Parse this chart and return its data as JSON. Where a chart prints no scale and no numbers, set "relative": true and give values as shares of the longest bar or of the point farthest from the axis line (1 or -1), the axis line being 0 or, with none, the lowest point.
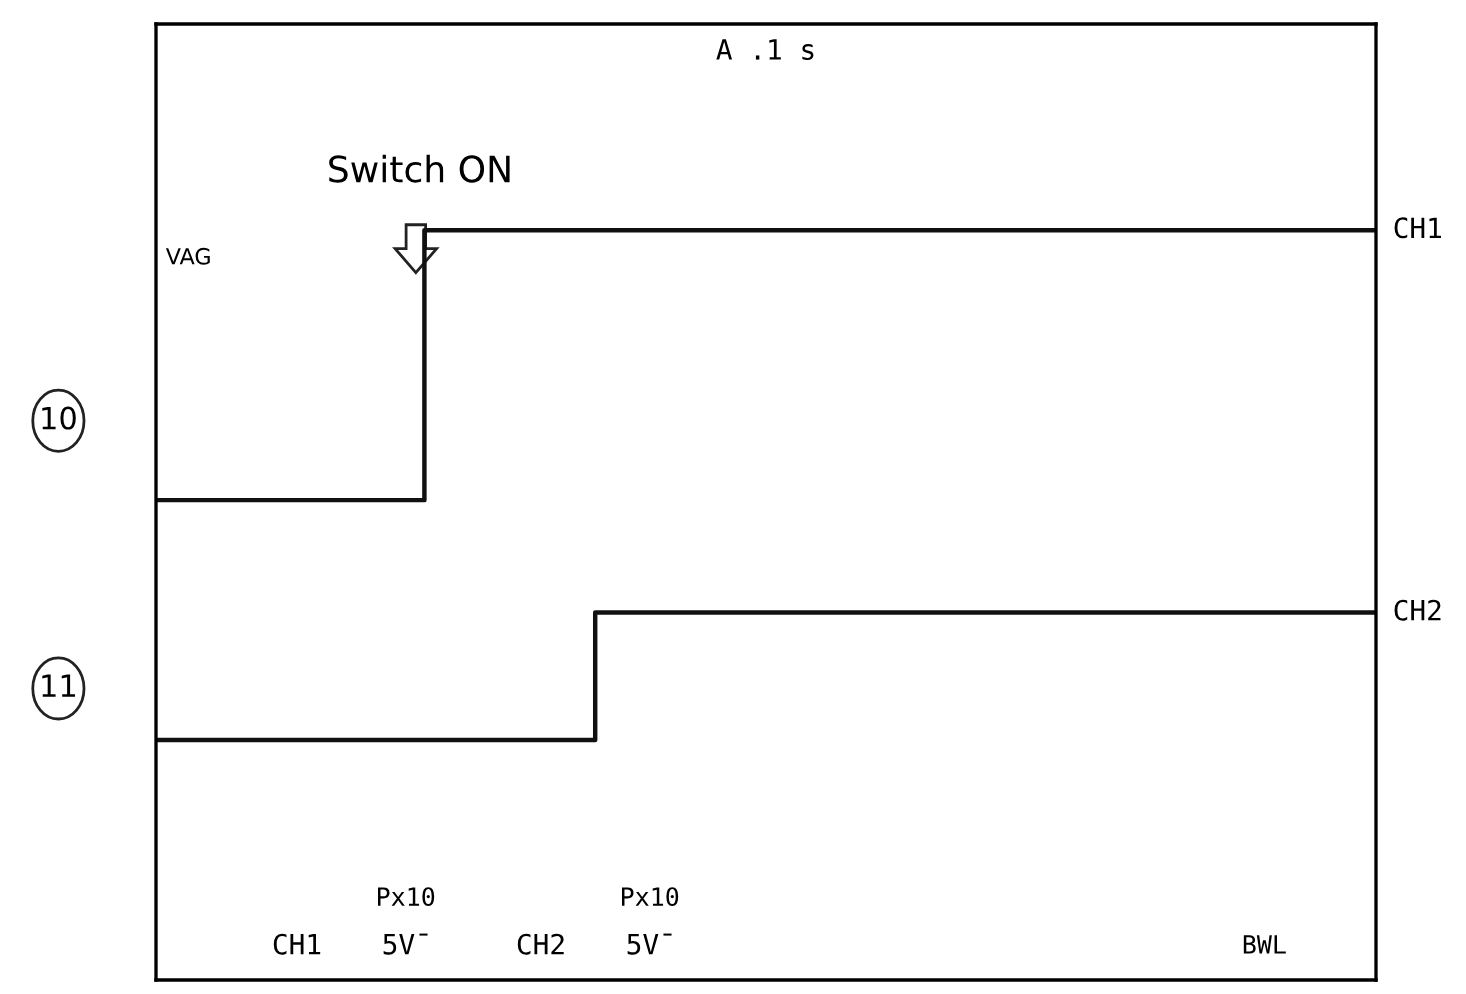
{
  "chart_data": {
    "type": "step",
    "relative": true,
    "title": "A .1 s",
    "categories": [
      null,
      null,
      null,
      null,
      null,
      null,
      null,
      null,
      null,
      null,
      null,
      null,
      null,
      null,
      null,
      null,
      null,
      null,
      null,
      null,
      null,
      null,
      null,
      null,
      null,
      null,
      null,
      null,
      null,
      null,
      null,
      null,
      null,
      null,
      null,
      null,
      null,
      null,
      null,
      null,
      null,
      null,
      null,
      null,
      null,
      null,
      null,
      null,
      null,
      null,
      null
    ],
    "series": [
      {
        "name": "CH1",
        "color": "#111111",
        "values": [
          0.64,
          0.64,
          0.64,
          0.64,
          0.64,
          0.64,
          0.64,
          0.64,
          0.64,
          0.64,
          0.64,
          1,
          1,
          1,
          1,
          1,
          1,
          1,
          1,
          1,
          1,
          1,
          1,
          1,
          1,
          1,
          1,
          1,
          1,
          1,
          1,
          1,
          1,
          1,
          1,
          1,
          1,
          1,
          1,
          1,
          1,
          1,
          1,
          1,
          1,
          1,
          1,
          1,
          1,
          1,
          1
        ]
      },
      {
        "name": "CH2",
        "color": "#111111",
        "values": [
          0.32,
          0.32,
          0.32,
          0.32,
          0.32,
          0.32,
          0.32,
          0.32,
          0.32,
          0.32,
          0.32,
          0.32,
          0.32,
          0.32,
          0.32,
          0.32,
          0.32,
          0.32,
          0.49,
          0.49,
          0.49,
          0.49,
          0.49,
          0.49,
          0.49,
          0.49,
          0.49,
          0.49,
          0.49,
          0.49,
          0.49,
          0.49,
          0.49,
          0.49,
          0.49,
          0.49,
          0.49,
          0.49,
          0.49,
          0.49,
          0.49,
          0.49,
          0.49,
          0.49,
          0.49,
          0.49,
          0.49,
          0.49,
          0.49,
          0.49,
          0.49
        ]
      }
    ],
    "annotations": [
      "Switch ON",
      "VAG",
      "10",
      "11",
      "CH1",
      "Px10",
      "5V̄",
      "CH2",
      "Px10",
      "5V̄",
      "BWL"
    ],
    "legend": false,
    "marker": "none",
    "line_style": "solid"
  }
}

### Job
Return the records exactly. Don't carry the pictures over.

### Completed exercise
Parse this chart and return its data as JSON. Where a chart prints no scale and no numbers, set "relative": true and give values as shares of the longest bar or of the point farthest from the axis line (1 or -1), the axis line being 0 or, with none, the lowest point.
{
  "chart_data": {
    "type": "step",
    "relative": true,
    "title": "A .1 s",
    "categories": [
      null,
      null,
      null,
      null,
      null,
      null,
      null,
      null,
      null,
      null,
      null,
      null,
      null,
      null,
      null,
      null,
      null,
      null,
      null,
      null,
      null,
      null,
      null,
      null,
      null,
      null,
      null,
      null,
      null,
      null,
      null,
      null,
      null,
      null,
      null,
      null,
      null,
      null,
      null,
      null,
      null,
      null,
      null,
      null,
      null,
      null,
      null,
      null,
      null,
      null,
      null
    ],
    "series": [
      {
        "name": "CH1",
        "color": "#111111",
        "values": [
          0.64,
          0.64,
          0.64,
          0.64,
          0.64,
          0.64,
          0.64,
          0.64,
          0.64,
          0.64,
          0.64,
          1,
          1,
          1,
          1,
          1,
          1,
          1,
          1,
          1,
          1,
          1,
          1,
          1,
          1,
          1,
          1,
          1,
          1,
          1,
          1,
          1,
          1,
          1,
          1,
          1,
          1,
          1,
          1,
          1,
          1,
          1,
          1,
          1,
          1,
          1,
          1,
          1,
          1,
          1,
          1
        ]
      },
      {
        "name": "CH2",
        "color": "#111111",
        "values": [
          0.32,
          0.32,
          0.32,
          0.32,
          0.32,
          0.32,
          0.32,
          0.32,
          0.32,
          0.32,
          0.32,
          0.32,
          0.32,
          0.32,
          0.32,
          0.32,
          0.32,
          0.32,
          0.49,
          0.49,
          0.49,
          0.49,
          0.49,
          0.49,
          0.49,
          0.49,
          0.49,
          0.49,
          0.49,
          0.49,
          0.49,
          0.49,
          0.49,
          0.49,
          0.49,
          0.49,
          0.49,
          0.49,
          0.49,
          0.49,
          0.49,
          0.49,
          0.49,
          0.49,
          0.49,
          0.49,
          0.49,
          0.49,
          0.49,
          0.49,
          0.49
        ]
      }
    ],
    "annotations": [
      "Switch ON",
      "VAG",
      "10",
      "11",
      "CH1",
      "Px10",
      "5V̄",
      "CH2",
      "Px10",
      "5V̄",
      "BWL"
    ],
    "legend": false,
    "marker": "none",
    "line_style": "solid"
  }
}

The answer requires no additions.